WHAT TO PRODUCE:
In the data that follows, count every line holding the string "König" and give the count alone.

[Collected data entries]
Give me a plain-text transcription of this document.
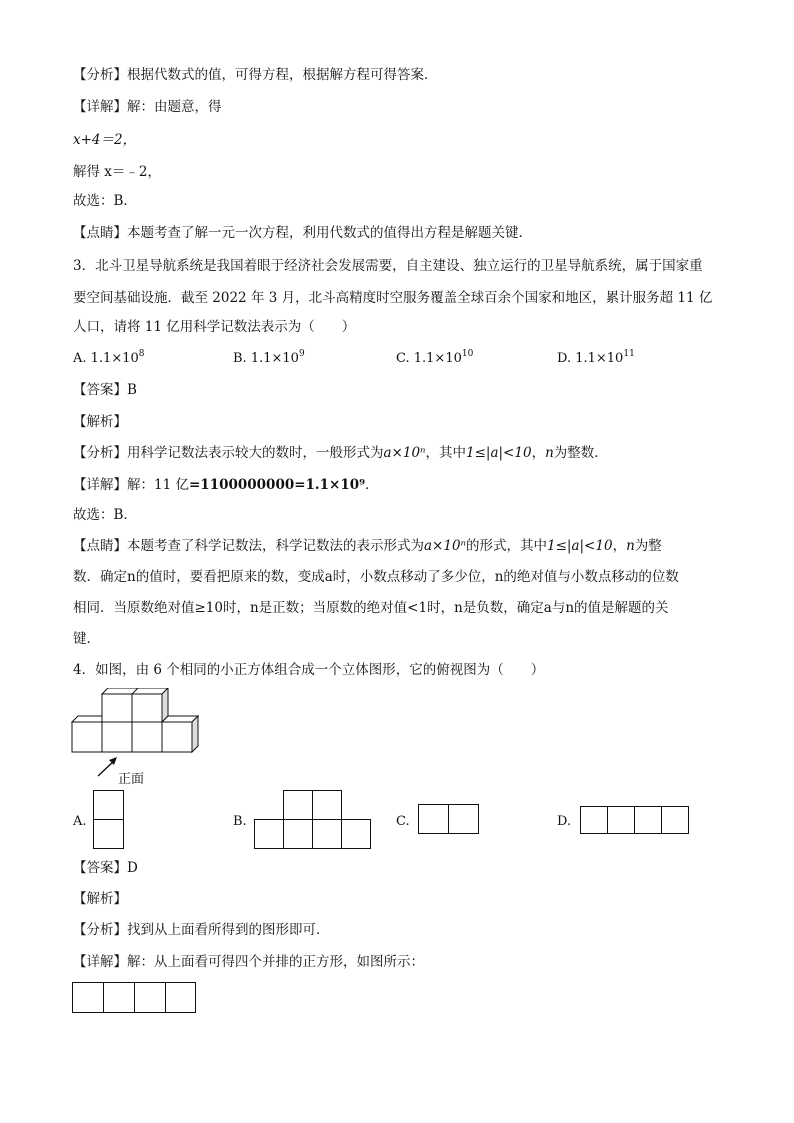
【分析】根据代数式的值，可得方程，根据解方程可得答案．
【详解】解：由题意，得
x+4＝2，
解得 x＝﹣2，
故选：B．
【点睛】本题考查了解一元一次方程，利用代数式的值得出方程是解题关键．
3．北斗卫星导航系统是我国着眼于经济社会发展需要，自主建设、独立运行的卫星导航系统，属于国家重
要空间基础设施．截至 2022 年 3 月，北斗高精度时空服务覆盖全球百余个国家和地区，累计服务超 11 亿
人口，请将 11 亿用科学记数法表示为（　　）
A. $1.1\times 10^8$	B. $1.1\times 10^9$	C. $1.1\times 10^{10}$	D. $1.1\times 10^{11}$
【答案】B
【解析】
【分析】用科学记数法表示较大的数时，一般形式为a×10ⁿ，其中1≤|a|<10，n为整数．
【详解】解：11 亿=1100000000=1.1×10⁹．
故选：B．
【点睛】本题考查了科学记数法，科学记数法的表示形式为a×10ⁿ的形式，其中1≤|a|<10，n为整
数．确定n的值时，要看把原来的数，变成a时，小数点移动了多少位，n的绝对值与小数点移动的位数
相同．当原数绝对值≥10时，n是正数；当原数的绝对值<1时，n是负数，确定a与n的值是解题的关
键．
4．如图，由 6 个相同的小正方体组合成一个立体图形，它的俯视图为（　　）
正面
A.	B.	C.	D.
【答案】D
【解析】
【分析】找到从上面看所得到的图形即可．
【详解】解：从上面看可得四个并排的正方形，如图所示：
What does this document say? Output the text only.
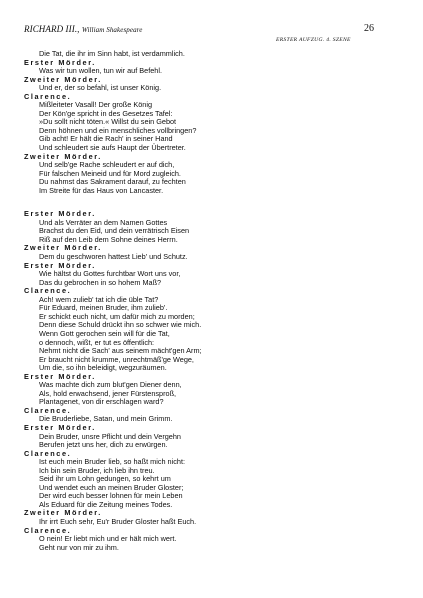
RICHARD III., William Shakespeare	26
ERSTER AUFZUG. 4. SZENE
Die Tat, die ihr im Sinn habt, ist verdammlich.
Erster Mörder.
Was wir tun wollen, tun wir auf Befehl.
Zweiter Mörder.
Und er, der so befahl, ist unser König.
Clarence.
Mißleiteter Vasall! Der große König
Der Kön'ge spricht in des Gesetzes Tafel:
»Du sollt nicht töten.« Willst du sein Gebot
Denn höhnen und ein menschliches vollbringen?
Gib acht! Er hält die Rach' in seiner Hand
Und schleudert sie aufs Haupt der Übertreter.
Zweiter Mörder.
Und selb'ge Rache schleudert er auf dich,
Für falschen Meineid und für Mord zugleich.
Du nahmst das Sakrament darauf, zu fechten
Im Streite für das Haus von Lancaster.
Erster Mörder.
Und als Verräter an dem Namen Gottes
Brachst du den Eid, und dein verrätrisch Eisen
Riß auf den Leib dem Sohne deines Herrn.
Zweiter Mörder.
Dem du geschworen hattest Lieb' und Schutz.
Erster Mörder.
Wie hältst du Gottes furchtbar Wort uns vor,
Das du gebrochen in so hohem Maß?
Clarence.
Ach! wem zulieb' tat ich die üble Tat?
Für Eduard, meinen Bruder, ihm zulieb'.
Er schickt euch nicht, um dafür mich zu morden;
Denn diese Schuld drückt ihn so schwer wie mich.
Wenn Gott gerochen sein will für die Tat,
o dennoch, wißt, er tut es öffentlich:
Nehmt nicht die Sach' aus seinem mächt'gen Arm;
Er braucht nicht krumme, unrechtmäß'ge Wege,
Um die, so ihn beleidigt, wegzuräumen.
Erster Mörder.
Was machte dich zum blut'gen Diener denn,
Als, hold erwachsend, jener Fürstensproß,
Plantagenet, von dir erschlagen ward?
Clarence.
Die Bruderliebe, Satan, und mein Grimm.
Erster Mörder.
Dein Bruder, unsre Pflicht und dein Vergehn
Berufen jetzt uns her, dich zu erwürgen.
Clarence.
Ist euch mein Bruder lieb, so haßt mich nicht:
Ich bin sein Bruder, ich lieb ihn treu.
Seid ihr um Lohn gedungen, so kehrt um
Und wendet euch an meinen Bruder Gloster;
Der wird euch besser lohnen für mein Leben
Als Eduard für die Zeitung meines Todes.
Zweiter Mörder.
Ihr irrt Euch sehr, Eu'r Bruder Gloster haßt Euch.
Clarence.
O nein! Er liebt mich und er hält mich wert.
Geht nur von mir zu ihm.
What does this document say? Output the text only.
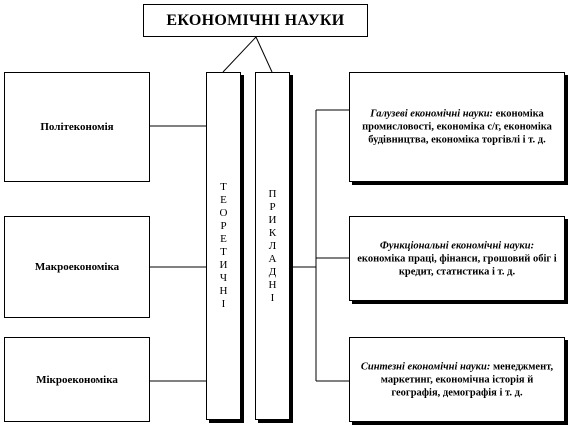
ЕКОНОМІЧНІ НАУКИ
Політекономія
Макроекономіка
Мікроекономіка
Т
Е
О
Р
Е
Т
И
Ч
Н
І
П
Р
И
К
Л
А
Д
Н
І
Галузеві економічні науки: економіка промисловості, економіка с/г, економіка будівництва, економіка торгівлі і т. д.
Функціональні економічні науки: економіка праці, фінанси, грошовий обіг і кредит, статистика і т. д.
Синтезні економічні науки: менеджмент, маркетинг, економічна історія й географія, демографія і т. д.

FULL OUTPUT:
2